§ To do: Below are records to transcribe exactly, without their pictures.

§ Dataset entries:
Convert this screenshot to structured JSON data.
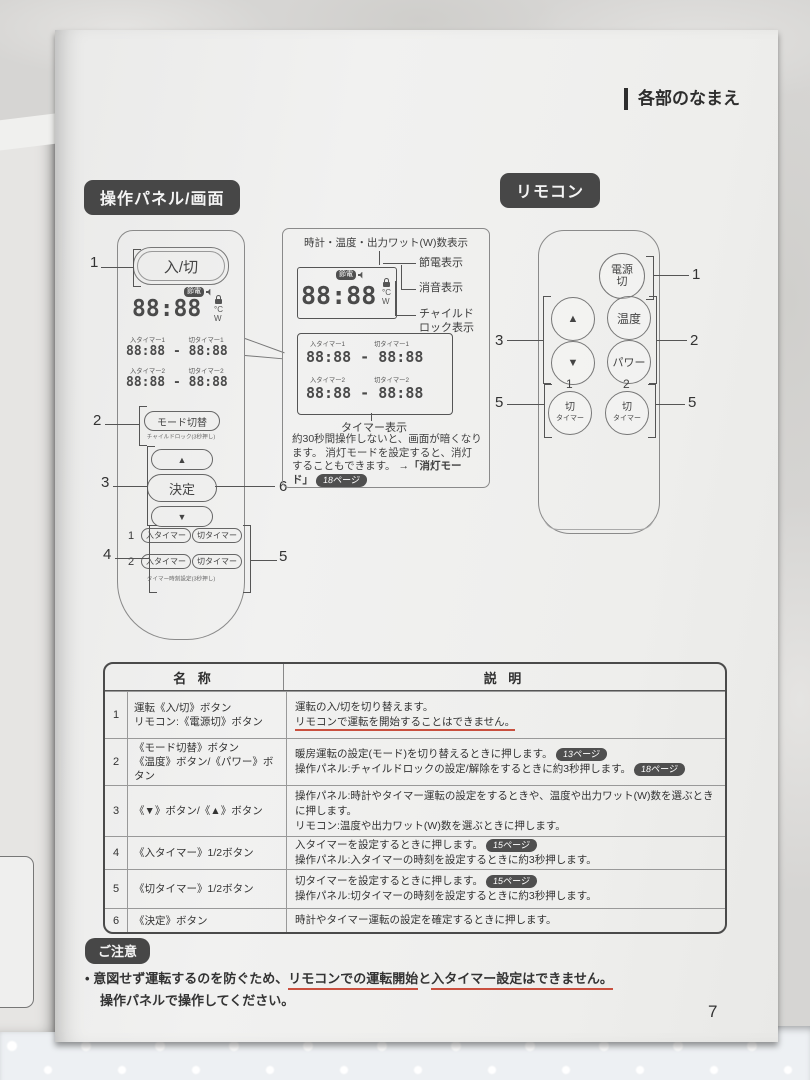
{
  "page_header": "各部のなまえ",
  "page_number": "7",
  "section_badges": {
    "panel": "操作パネル/画面",
    "remote": "リモコン"
  },
  "panel": {
    "power_button": "入/切",
    "display": {
      "main": "88:88",
      "eco_badge": "節電",
      "unit_c": "°C",
      "unit_w": "W",
      "timers": [
        {
          "on": "入タイマー1",
          "off": "切タイマー1",
          "value": "88:88 - 88:88"
        },
        {
          "on": "入タイマー2",
          "off": "切タイマー2",
          "value": "88:88 - 88:88"
        }
      ]
    },
    "mode_button": "モード切替",
    "mode_caption": "チャイルドロック(3秒押し)",
    "up_button": "▲",
    "enter_button": "決定",
    "down_button": "▼",
    "timer_rows": [
      {
        "num": "1",
        "on": "入タイマー",
        "off": "切タイマー"
      },
      {
        "num": "2",
        "on": "入タイマー",
        "off": "切タイマー"
      }
    ],
    "timer_caption": "タイマー時刻設定(3秒押し)",
    "callouts": {
      "c1": "1",
      "c2": "2",
      "c3": "3",
      "c4": "4",
      "c5": "5",
      "c6": "6"
    }
  },
  "display_callout": {
    "top_label": "時計・温度・出力ワット(W)数表示",
    "eco_label": "節電表示",
    "mute_label": "消音表示",
    "lock_label_1": "チャイルド",
    "lock_label_2": "ロック表示",
    "timer_caption": "タイマー表示",
    "note1": "約30秒間操作しないと、画面が暗くなります。",
    "note2": "消灯モードを設定すると、消灯することもできます。",
    "note2_link": "→「消灯モード」",
    "note2_badge": "18ページ"
  },
  "remote": {
    "power_line1": "電源",
    "power_line2": "切",
    "up": "▲",
    "down": "▼",
    "temp": "温度",
    "power": "パワー",
    "offtimer_line1": "切",
    "offtimer_line2": "タイマー",
    "num1": "1",
    "num2": "2",
    "callouts": {
      "power": "1",
      "right": "2",
      "left": "3",
      "off_left": "5",
      "off_right": "5"
    }
  },
  "table": {
    "header_name": "名 称",
    "header_desc": "説 明",
    "rows": [
      {
        "num": "1",
        "name1": "運転《入/切》ボタン",
        "name2": "リモコン:《電源切》ボタン",
        "desc1": "運転の入/切を切り替えます。",
        "desc2": "リモコンで運転を開始することはできません。"
      },
      {
        "num": "2",
        "name1": "《モード切替》ボタン",
        "name2": "《温度》ボタン/《パワー》ボタン",
        "desc1": "暖房運転の設定(モード)を切り替えるときに押します。",
        "badge1": "13ページ",
        "desc2": "操作パネル:チャイルドロックの設定/解除をするときに約3秒押します。",
        "badge2": "18ページ"
      },
      {
        "num": "3",
        "name1": "《▼》ボタン/《▲》ボタン",
        "desc1": "操作パネル:時計やタイマー運転の設定をするときや、温度や出力ワット(W)数を選ぶときに押します。",
        "desc2": "リモコン:温度や出力ワット(W)数を選ぶときに押します。"
      },
      {
        "num": "4",
        "name1": "《入タイマー》1/2ボタン",
        "desc1": "入タイマーを設定するときに押します。",
        "badge1": "15ページ",
        "desc2": "操作パネル:入タイマーの時刻を設定するときに約3秒押します。"
      },
      {
        "num": "5",
        "name1": "《切タイマー》1/2ボタン",
        "desc1": "切タイマーを設定するときに押します。",
        "badge1": "15ページ",
        "desc2": "操作パネル:切タイマーの時刻を設定するときに約3秒押します。"
      },
      {
        "num": "6",
        "name1": "《決定》ボタン",
        "desc1": "時計やタイマー運転の設定を確定するときに押します。"
      }
    ]
  },
  "notice": {
    "badge": "ご注意",
    "bullet": "•",
    "pre": "意図せず運転するのを防ぐため、",
    "underline1": "リモコンでの運転開始",
    "mid": "と",
    "underline2": "入タイマー設定はできません。",
    "line2": "操作パネルで操作してください。"
  }
}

§ Output for this task:
Convert this screenshot to structured JSON data.
{
  "page_header": "各部のなまえ",
  "page_number": "7",
  "section_badges": {
    "panel": "操作パネル/画面",
    "remote": "リモコン"
  },
  "panel": {
    "power_button": "入/切",
    "display": {
      "main": "88:88",
      "eco_badge": "節電",
      "unit_c": "°C",
      "unit_w": "W",
      "timers": [
        {
          "on": "入タイマー1",
          "off": "切タイマー1",
          "value": "88:88 - 88:88"
        },
        {
          "on": "入タイマー2",
          "off": "切タイマー2",
          "value": "88:88 - 88:88"
        }
      ]
    },
    "mode_button": "モード切替",
    "mode_caption": "チャイルドロック(3秒押し)",
    "up_button": "▲",
    "enter_button": "決定",
    "down_button": "▼",
    "timer_rows": [
      {
        "num": "1",
        "on": "入タイマー",
        "off": "切タイマー"
      },
      {
        "num": "2",
        "on": "入タイマー",
        "off": "切タイマー"
      }
    ],
    "timer_caption": "タイマー時刻設定(3秒押し)",
    "callouts": {
      "c1": "1",
      "c2": "2",
      "c3": "3",
      "c4": "4",
      "c5": "5",
      "c6": "6"
    }
  },
  "display_callout": {
    "top_label": "時計・温度・出力ワット(W)数表示",
    "eco_label": "節電表示",
    "mute_label": "消音表示",
    "lock_label_1": "チャイルド",
    "lock_label_2": "ロック表示",
    "timer_caption": "タイマー表示",
    "note1": "約30秒間操作しないと、画面が暗くなります。",
    "note2": "消灯モードを設定すると、消灯することもできます。",
    "note2_link": "→「消灯モード」",
    "note2_badge": "18ページ"
  },
  "remote": {
    "power_line1": "電源",
    "power_line2": "切",
    "up": "▲",
    "down": "▼",
    "temp": "温度",
    "power": "パワー",
    "offtimer_line1": "切",
    "offtimer_line2": "タイマー",
    "num1": "1",
    "num2": "2",
    "callouts": {
      "power": "1",
      "right": "2",
      "left": "3",
      "off_left": "5",
      "off_right": "5"
    }
  },
  "table": {
    "header_name": "名 称",
    "header_desc": "説 明",
    "rows": [
      {
        "num": "1",
        "name1": "運転《入/切》ボタン",
        "name2": "リモコン:《電源切》ボタン",
        "desc1": "運転の入/切を切り替えます。",
        "desc2": "リモコンで運転を開始することはできません。"
      },
      {
        "num": "2",
        "name1": "《モード切替》ボタン",
        "name2": "《温度》ボタン/《パワー》ボタン",
        "desc1": "暖房運転の設定(モード)を切り替えるときに押します。",
        "badge1": "13ページ",
        "desc2": "操作パネル:チャイルドロックの設定/解除をするときに約3秒押します。",
        "badge2": "18ページ"
      },
      {
        "num": "3",
        "name1": "《▼》ボタン/《▲》ボタン",
        "desc1": "操作パネル:時計やタイマー運転の設定をするときや、温度や出力ワット(W)数を選ぶときに押します。",
        "desc2": "リモコン:温度や出力ワット(W)数を選ぶときに押します。"
      },
      {
        "num": "4",
        "name1": "《入タイマー》1/2ボタン",
        "desc1": "入タイマーを設定するときに押します。",
        "badge1": "15ページ",
        "desc2": "操作パネル:入タイマーの時刻を設定するときに約3秒押します。"
      },
      {
        "num": "5",
        "name1": "《切タイマー》1/2ボタン",
        "desc1": "切タイマーを設定するときに押します。",
        "badge1": "15ページ",
        "desc2": "操作パネル:切タイマーの時刻を設定するときに約3秒押します。"
      },
      {
        "num": "6",
        "name1": "《決定》ボタン",
        "desc1": "時計やタイマー運転の設定を確定するときに押します。"
      }
    ]
  },
  "notice": {
    "badge": "ご注意",
    "bullet": "•",
    "pre": "意図せず運転するのを防ぐため、",
    "underline1": "リモコンでの運転開始",
    "mid": "と",
    "underline2": "入タイマー設定はできません。",
    "line2": "操作パネルで操作してください。"
  }
}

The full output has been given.